(Extracted data entries)
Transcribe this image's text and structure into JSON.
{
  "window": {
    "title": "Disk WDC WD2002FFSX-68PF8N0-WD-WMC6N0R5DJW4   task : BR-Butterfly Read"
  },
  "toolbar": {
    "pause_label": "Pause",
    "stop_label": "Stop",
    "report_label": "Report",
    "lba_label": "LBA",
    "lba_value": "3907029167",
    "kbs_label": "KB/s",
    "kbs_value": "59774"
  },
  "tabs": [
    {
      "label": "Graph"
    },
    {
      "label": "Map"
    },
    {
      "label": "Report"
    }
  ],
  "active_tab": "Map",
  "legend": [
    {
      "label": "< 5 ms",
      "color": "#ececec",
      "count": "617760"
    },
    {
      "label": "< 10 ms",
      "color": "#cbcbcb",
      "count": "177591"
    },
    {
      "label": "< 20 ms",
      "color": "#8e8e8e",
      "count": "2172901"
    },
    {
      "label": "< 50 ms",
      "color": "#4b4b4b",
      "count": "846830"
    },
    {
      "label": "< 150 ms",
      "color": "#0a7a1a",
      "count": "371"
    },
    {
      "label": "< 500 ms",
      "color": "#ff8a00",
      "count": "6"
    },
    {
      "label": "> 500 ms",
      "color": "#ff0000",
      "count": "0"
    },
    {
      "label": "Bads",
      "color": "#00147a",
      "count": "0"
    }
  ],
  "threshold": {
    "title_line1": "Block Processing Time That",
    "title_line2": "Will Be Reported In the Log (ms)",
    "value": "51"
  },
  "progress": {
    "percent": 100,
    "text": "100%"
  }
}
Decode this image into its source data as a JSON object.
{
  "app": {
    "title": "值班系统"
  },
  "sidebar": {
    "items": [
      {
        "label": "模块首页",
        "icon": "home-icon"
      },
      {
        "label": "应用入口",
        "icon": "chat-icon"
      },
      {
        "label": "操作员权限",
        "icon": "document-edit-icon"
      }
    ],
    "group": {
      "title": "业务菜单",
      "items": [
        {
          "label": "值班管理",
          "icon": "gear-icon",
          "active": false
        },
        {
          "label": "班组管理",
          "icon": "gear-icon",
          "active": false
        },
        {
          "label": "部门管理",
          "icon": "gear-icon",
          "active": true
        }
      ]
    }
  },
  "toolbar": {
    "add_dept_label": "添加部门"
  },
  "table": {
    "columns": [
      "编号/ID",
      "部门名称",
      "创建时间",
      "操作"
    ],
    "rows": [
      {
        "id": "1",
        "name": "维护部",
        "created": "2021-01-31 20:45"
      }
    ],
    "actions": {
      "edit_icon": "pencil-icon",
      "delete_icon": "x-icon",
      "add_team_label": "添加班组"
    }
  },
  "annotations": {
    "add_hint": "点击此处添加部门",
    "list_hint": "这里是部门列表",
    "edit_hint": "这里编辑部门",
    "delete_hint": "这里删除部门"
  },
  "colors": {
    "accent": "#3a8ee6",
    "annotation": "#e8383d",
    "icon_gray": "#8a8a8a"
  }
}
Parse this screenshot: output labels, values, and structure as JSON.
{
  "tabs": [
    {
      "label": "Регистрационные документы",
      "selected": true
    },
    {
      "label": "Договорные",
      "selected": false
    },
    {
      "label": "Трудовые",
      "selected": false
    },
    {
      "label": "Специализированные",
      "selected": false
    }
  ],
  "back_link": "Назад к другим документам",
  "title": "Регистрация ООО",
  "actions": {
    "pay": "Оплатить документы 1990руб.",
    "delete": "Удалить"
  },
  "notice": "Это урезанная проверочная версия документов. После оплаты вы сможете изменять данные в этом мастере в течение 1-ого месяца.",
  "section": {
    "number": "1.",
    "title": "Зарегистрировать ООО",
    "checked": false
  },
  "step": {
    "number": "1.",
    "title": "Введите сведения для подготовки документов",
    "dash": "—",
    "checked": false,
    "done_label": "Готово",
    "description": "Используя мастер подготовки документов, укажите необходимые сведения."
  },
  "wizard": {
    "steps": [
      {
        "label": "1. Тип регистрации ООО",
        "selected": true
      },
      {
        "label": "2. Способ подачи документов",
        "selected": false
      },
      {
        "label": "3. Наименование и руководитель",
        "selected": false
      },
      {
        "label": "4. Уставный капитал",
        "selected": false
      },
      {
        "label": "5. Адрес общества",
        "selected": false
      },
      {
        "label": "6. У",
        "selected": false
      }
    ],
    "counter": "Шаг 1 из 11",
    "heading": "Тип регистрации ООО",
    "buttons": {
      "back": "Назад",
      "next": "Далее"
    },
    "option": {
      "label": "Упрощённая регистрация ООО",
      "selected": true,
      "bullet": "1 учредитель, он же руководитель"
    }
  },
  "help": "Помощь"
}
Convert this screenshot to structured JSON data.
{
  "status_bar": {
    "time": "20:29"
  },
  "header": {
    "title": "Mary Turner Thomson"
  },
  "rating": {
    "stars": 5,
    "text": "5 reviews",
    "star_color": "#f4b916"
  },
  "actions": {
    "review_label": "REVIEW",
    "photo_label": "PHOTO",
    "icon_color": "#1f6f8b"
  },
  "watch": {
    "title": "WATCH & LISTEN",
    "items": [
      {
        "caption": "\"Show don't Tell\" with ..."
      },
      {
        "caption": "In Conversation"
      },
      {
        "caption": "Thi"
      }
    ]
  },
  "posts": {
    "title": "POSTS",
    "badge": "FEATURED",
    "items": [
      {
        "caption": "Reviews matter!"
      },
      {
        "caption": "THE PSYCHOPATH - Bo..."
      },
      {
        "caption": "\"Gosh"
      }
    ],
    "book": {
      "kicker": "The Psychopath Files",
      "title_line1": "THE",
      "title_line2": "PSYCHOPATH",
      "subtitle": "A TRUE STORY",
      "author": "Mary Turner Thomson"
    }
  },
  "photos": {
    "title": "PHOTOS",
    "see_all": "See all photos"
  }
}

__Directive__.
From the preceding material, extract every line exactly.

__Response__.
Transcribe this image's text and structure into JSON.
{
  "window": {
    "title": "Disk WDC WD2002FFSX-68PF8N0-WD-WMC6N0R5DJW4   task : BR-Butterfly Read"
  },
  "toolbar": {
    "pause_label": "Pause",
    "stop_label": "Stop",
    "report_label": "Report",
    "lba_label": "LBA",
    "lba_value": "3907029167",
    "kbs_label": "KB/s",
    "kbs_value": "59774"
  },
  "tabs": [
    {
      "label": "Graph"
    },
    {
      "label": "Map"
    },
    {
      "label": "Report"
    }
  ],
  "active_tab": "Map",
  "legend": [
    {
      "label": "< 5 ms",
      "color": "#ececec",
      "count": "617760"
    },
    {
      "label": "< 10 ms",
      "color": "#cbcbcb",
      "count": "177591"
    },
    {
      "label": "< 20 ms",
      "color": "#8e8e8e",
      "count": "2172901"
    },
    {
      "label": "< 50 ms",
      "color": "#4b4b4b",
      "count": "846830"
    },
    {
      "label": "< 150 ms",
      "color": "#0a7a1a",
      "count": "371"
    },
    {
      "label": "< 500 ms",
      "color": "#ff8a00",
      "count": "6"
    },
    {
      "label": "> 500 ms",
      "color": "#ff0000",
      "count": "0"
    },
    {
      "label": "Bads",
      "color": "#00147a",
      "count": "0"
    }
  ],
  "threshold": {
    "title_line1": "Block Processing Time That",
    "title_line2": "Will Be Reported In the Log (ms)",
    "value": "51"
  },
  "progress": {
    "percent": 100,
    "text": "100%"
  }
}
Decode this image into its source data as a JSON object.
{
  "app": {
    "title": "值班系统"
  },
  "sidebar": {
    "items": [
      {
        "label": "模块首页",
        "icon": "home-icon"
      },
      {
        "label": "应用入口",
        "icon": "chat-icon"
      },
      {
        "label": "操作员权限",
        "icon": "document-edit-icon"
      }
    ],
    "group": {
      "title": "业务菜单",
      "items": [
        {
          "label": "值班管理",
          "icon": "gear-icon",
          "active": false
        },
        {
          "label": "班组管理",
          "icon": "gear-icon",
          "active": false
        },
        {
          "label": "部门管理",
          "icon": "gear-icon",
          "active": true
        }
      ]
    }
  },
  "toolbar": {
    "add_dept_label": "添加部门"
  },
  "table": {
    "columns": [
      "编号/ID",
      "部门名称",
      "创建时间",
      "操作"
    ],
    "rows": [
      {
        "id": "1",
        "name": "维护部",
        "created": "2021-01-31 20:45"
      }
    ],
    "actions": {
      "edit_icon": "pencil-icon",
      "delete_icon": "x-icon",
      "add_team_label": "添加班组"
    }
  },
  "annotations": {
    "add_hint": "点击此处添加部门",
    "list_hint": "这里是部门列表",
    "edit_hint": "这里编辑部门",
    "delete_hint": "这里删除部门"
  },
  "colors": {
    "accent": "#3a8ee6",
    "annotation": "#e8383d",
    "icon_gray": "#8a8a8a"
  }
}
Parse this screenshot: output labels, values, and structure as JSON.
{
  "tabs": [
    {
      "label": "Регистрационные документы",
      "selected": true
    },
    {
      "label": "Договорные",
      "selected": false
    },
    {
      "label": "Трудовые",
      "selected": false
    },
    {
      "label": "Специализированные",
      "selected": false
    }
  ],
  "back_link": "Назад к другим документам",
  "title": "Регистрация ООО",
  "actions": {
    "pay": "Оплатить документы 1990руб.",
    "delete": "Удалить"
  },
  "notice": "Это урезанная проверочная версия документов. После оплаты вы сможете изменять данные в этом мастере в течение 1-ого месяца.",
  "section": {
    "number": "1.",
    "title": "Зарегистрировать ООО",
    "checked": false
  },
  "step": {
    "number": "1.",
    "title": "Введите сведения для подготовки документов",
    "dash": "—",
    "checked": false,
    "done_label": "Готово",
    "description": "Используя мастер подготовки документов, укажите необходимые сведения."
  },
  "wizard": {
    "steps": [
      {
        "label": "1. Тип регистрации ООО",
        "selected": true
      },
      {
        "label": "2. Способ подачи документов",
        "selected": false
      },
      {
        "label": "3. Наименование и руководитель",
        "selected": false
      },
      {
        "label": "4. Уставный капитал",
        "selected": false
      },
      {
        "label": "5. Адрес общества",
        "selected": false
      },
      {
        "label": "6. У",
        "selected": false
      }
    ],
    "counter": "Шаг 1 из 11",
    "heading": "Тип регистрации ООО",
    "buttons": {
      "back": "Назад",
      "next": "Далее"
    },
    "option": {
      "label": "Упрощённая регистрация ООО",
      "selected": true,
      "bullet": "1 учредитель, он же руководитель"
    }
  },
  "help": "Помощь"
}
Convert this screenshot to structured JSON data.
{
  "status_bar": {
    "time": "20:29"
  },
  "header": {
    "title": "Mary Turner Thomson"
  },
  "rating": {
    "stars": 5,
    "text": "5 reviews",
    "star_color": "#f4b916"
  },
  "actions": {
    "review_label": "REVIEW",
    "photo_label": "PHOTO",
    "icon_color": "#1f6f8b"
  },
  "watch": {
    "title": "WATCH & LISTEN",
    "items": [
      {
        "caption": "\"Show don't Tell\" with ..."
      },
      {
        "caption": "In Conversation"
      },
      {
        "caption": "Thi"
      }
    ]
  },
  "posts": {
    "title": "POSTS",
    "badge": "FEATURED",
    "items": [
      {
        "caption": "Reviews matter!"
      },
      {
        "caption": "THE PSYCHOPATH - Bo..."
      },
      {
        "caption": "\"Gosh"
      }
    ],
    "book": {
      "kicker": "The Psychopath Files",
      "title_line1": "THE",
      "title_line2": "PSYCHOPATH",
      "subtitle": "A TRUE STORY",
      "author": "Mary Turner Thomson"
    }
  },
  "photos": {
    "title": "PHOTOS",
    "see_all": "See all photos"
  }
}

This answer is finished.